Job -
Reproduce every line of the listing below word for word, leaving out the pictures.

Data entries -
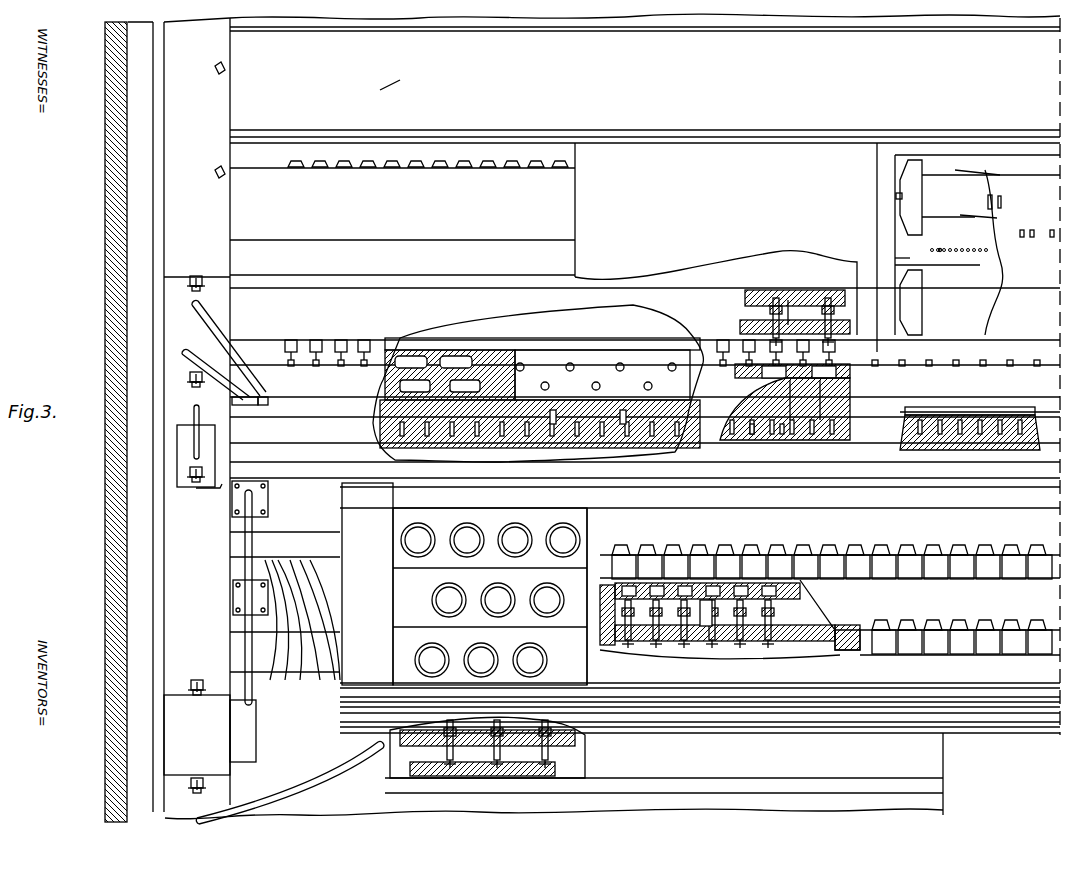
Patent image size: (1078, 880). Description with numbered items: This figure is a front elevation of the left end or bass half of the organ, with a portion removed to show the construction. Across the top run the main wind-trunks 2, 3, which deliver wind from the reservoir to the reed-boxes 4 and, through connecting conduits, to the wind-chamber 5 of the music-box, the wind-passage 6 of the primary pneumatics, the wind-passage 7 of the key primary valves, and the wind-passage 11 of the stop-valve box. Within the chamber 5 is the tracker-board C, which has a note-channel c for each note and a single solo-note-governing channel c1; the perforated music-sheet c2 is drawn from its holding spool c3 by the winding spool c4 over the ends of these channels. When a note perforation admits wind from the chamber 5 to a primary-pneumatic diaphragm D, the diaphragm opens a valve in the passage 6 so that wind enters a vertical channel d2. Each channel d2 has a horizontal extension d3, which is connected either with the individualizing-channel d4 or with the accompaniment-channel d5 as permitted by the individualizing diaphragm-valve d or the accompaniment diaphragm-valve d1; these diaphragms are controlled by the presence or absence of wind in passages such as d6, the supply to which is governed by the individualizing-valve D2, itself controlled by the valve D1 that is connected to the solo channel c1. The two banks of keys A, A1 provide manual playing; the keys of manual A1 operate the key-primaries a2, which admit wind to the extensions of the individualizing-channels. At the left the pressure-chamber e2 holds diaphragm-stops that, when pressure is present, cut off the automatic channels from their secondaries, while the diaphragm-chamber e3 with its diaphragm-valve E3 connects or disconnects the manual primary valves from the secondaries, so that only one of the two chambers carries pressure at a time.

The main wind-trunk 2 is at (197, 684).
The main wind-trunk 3 is at (181, 286).
The reed-box 4 is at (390, 143).
The wind-chamber of the music-box 5 is at (955, 170).
The wind-passage of the primary pneumatics 6 is at (788, 300).
The wind-passage of the key primary valves 7 is at (676, 620).
The wind-passage of the stop-valve box 11 is at (482, 762).
The bank of keys A is at (1032, 648).
The bank of keys A1 is at (1030, 568).
The shaft a is at (1000, 412).
The key-primary a2 is at (705, 626).
The tracker-board C is at (910, 258).
The note-channel c is at (940, 250).
The solo-note-governing channel c1 is at (925, 250).
The perforated music-sheet c2 is at (997, 218).
The holding spool c3 is at (977, 245).
The winding spool c4 is at (937, 300).
The primary-pneumatic diaphragm D is at (190, 286).
The valve D1 is at (188, 470).
The individualizing-valve D2 is at (188, 378).
The individualizing diaphragm-valve d is at (630, 438).
The accompaniment diaphragm-valve d1 is at (540, 438).
The vertical channel d2 is at (800, 408).
The channel extension d3 is at (790, 438).
The individualizing-channel d4 is at (770, 438).
The accompaniment-channel d5 is at (580, 440).
The passage d6 is at (925, 412).
The pressure-chamber e2 is at (271, 593).
The diaphragm-chamber e3 is at (286, 620).
The diaphragm-valve E3 is at (335, 773).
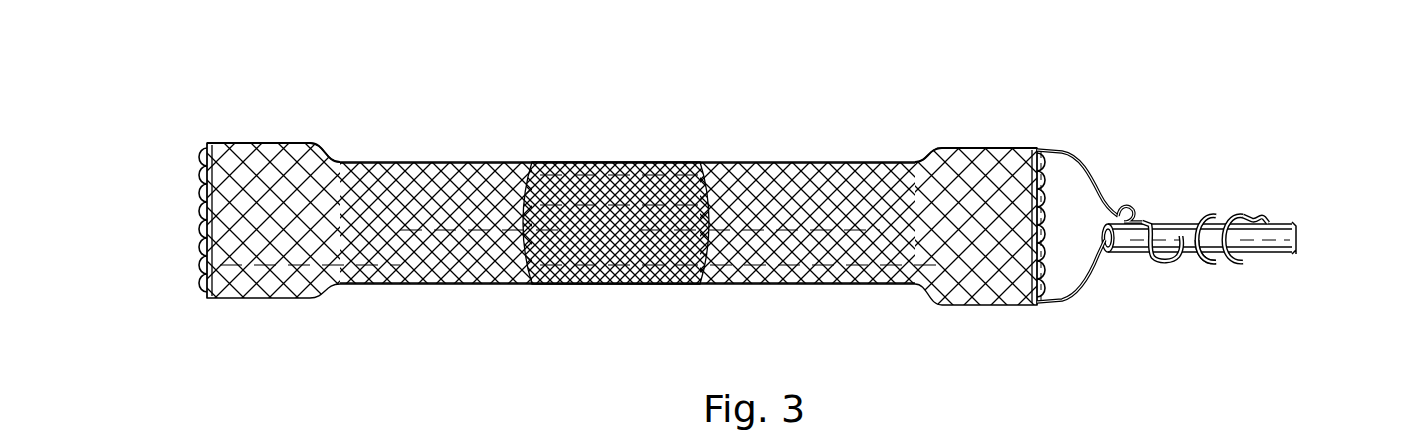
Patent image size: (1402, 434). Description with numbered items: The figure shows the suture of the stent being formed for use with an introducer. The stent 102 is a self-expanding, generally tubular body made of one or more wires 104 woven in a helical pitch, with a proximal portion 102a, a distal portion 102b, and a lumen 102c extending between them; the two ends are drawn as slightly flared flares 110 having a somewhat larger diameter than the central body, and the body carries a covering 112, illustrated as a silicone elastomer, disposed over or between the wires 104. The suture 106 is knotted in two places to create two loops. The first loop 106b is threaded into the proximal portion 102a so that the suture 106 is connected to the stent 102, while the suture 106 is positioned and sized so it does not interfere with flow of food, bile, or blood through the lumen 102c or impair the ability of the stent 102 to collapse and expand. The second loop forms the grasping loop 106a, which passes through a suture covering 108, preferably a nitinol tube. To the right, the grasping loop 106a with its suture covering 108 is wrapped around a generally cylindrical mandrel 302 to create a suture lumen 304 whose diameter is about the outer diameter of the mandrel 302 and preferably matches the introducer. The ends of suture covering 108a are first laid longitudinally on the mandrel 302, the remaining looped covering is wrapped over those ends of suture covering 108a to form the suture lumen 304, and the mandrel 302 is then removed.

Answer in full -
Patent image size: (1078, 880). Description with numbered items: This figure is a front elevation of the left end or bass half of the organ, with a portion removed to show the construction. Across the top run the main wind-trunks 2, 3, which deliver wind from the reservoir to the reed-boxes 4 and, through connecting conduits, to the wind-chamber 5 of the music-box, the wind-passage 6 of the primary pneumatics, the wind-passage 7 of the key primary valves, and the wind-passage 11 of the stop-valve box. Within the chamber 5 is the tracker-board C, which has a note-channel c for each note and a single solo-note-governing channel c1; the perforated music-sheet c2 is drawn from its holding spool c3 by the winding spool c4 over the ends of these channels. When a note perforation admits wind from the chamber 5 to a primary-pneumatic diaphragm D, the diaphragm opens a valve in the passage 6 so that wind enters a vertical channel d2. Each channel d2 has a horizontal extension d3, which is connected either with the individualizing-channel d4 or with the accompaniment-channel d5 as permitted by the individualizing diaphragm-valve d or the accompaniment diaphragm-valve d1; these diaphragms are controlled by the presence or absence of wind in passages such as d6, the supply to which is governed by the individualizing-valve D2, itself controlled by the valve D1 that is connected to the solo channel c1. The two banks of keys A, A1 provide manual playing; the keys of manual A1 operate the key-primaries a2, which admit wind to the extensions of the individualizing-channels. At the left the pressure-chamber e2 holds diaphragm-stops that, when pressure is present, cut off the automatic channels from their secondaries, while the diaphragm-chamber e3 with its diaphragm-valve E3 connects or disconnects the manual primary valves from the secondaries, so that only one of the two chambers carries pressure at a time.

The main wind-trunk 2 is at (197, 684).
The main wind-trunk 3 is at (181, 286).
The reed-box 4 is at (390, 143).
The wind-chamber of the music-box 5 is at (955, 170).
The wind-passage of the primary pneumatics 6 is at (788, 300).
The wind-passage of the key primary valves 7 is at (676, 620).
The wind-passage of the stop-valve box 11 is at (482, 762).
The bank of keys A is at (1032, 648).
The bank of keys A1 is at (1030, 568).
The shaft a is at (1000, 412).
The key-primary a2 is at (705, 626).
The tracker-board C is at (910, 258).
The note-channel c is at (940, 250).
The solo-note-governing channel c1 is at (925, 250).
The perforated music-sheet c2 is at (997, 218).
The holding spool c3 is at (977, 245).
The winding spool c4 is at (937, 300).
The primary-pneumatic diaphragm D is at (190, 286).
The valve D1 is at (188, 470).
The individualizing-valve D2 is at (188, 378).
The individualizing diaphragm-valve d is at (630, 438).
The accompaniment diaphragm-valve d1 is at (540, 438).
The vertical channel d2 is at (800, 408).
The channel extension d3 is at (790, 438).
The individualizing-channel d4 is at (770, 438).
The accompaniment-channel d5 is at (580, 440).
The passage d6 is at (925, 412).
The pressure-chamber e2 is at (271, 593).
The diaphragm-chamber e3 is at (286, 620).
The diaphragm-valve E3 is at (335, 773).
Patent image size: (1402, 434). Description with numbered items: The figure shows the suture of the stent being formed for use with an introducer. The stent 102 is a self-expanding, generally tubular body made of one or more wires 104 woven in a helical pitch, with a proximal portion 102a, a distal portion 102b, and a lumen 102c extending between them; the two ends are drawn as slightly flared flares 110 having a somewhat larger diameter than the central body, and the body carries a covering 112, illustrated as a silicone elastomer, disposed over or between the wires 104. The suture 106 is knotted in two places to create two loops. The first loop 106b is threaded into the proximal portion 102a so that the suture 106 is connected to the stent 102, while the suture 106 is positioned and sized so it does not interfere with flow of food, bile, or blood through the lumen 102c or impair the ability of the stent 102 to collapse and expand. The second loop forms the grasping loop 106a, which passes through a suture covering 108, preferably a nitinol tube. To the right, the grasping loop 106a with its suture covering 108 is wrapped around a generally cylindrical mandrel 302 to create a suture lumen 304 whose diameter is about the outer diameter of the mandrel 302 and preferably matches the introducer. The ends of suture covering 108a are first laid longitudinally on the mandrel 302, the remaining looped covering is wrapped over those ends of suture covering 108a to form the suture lumen 304, and the mandrel 302 is then removed.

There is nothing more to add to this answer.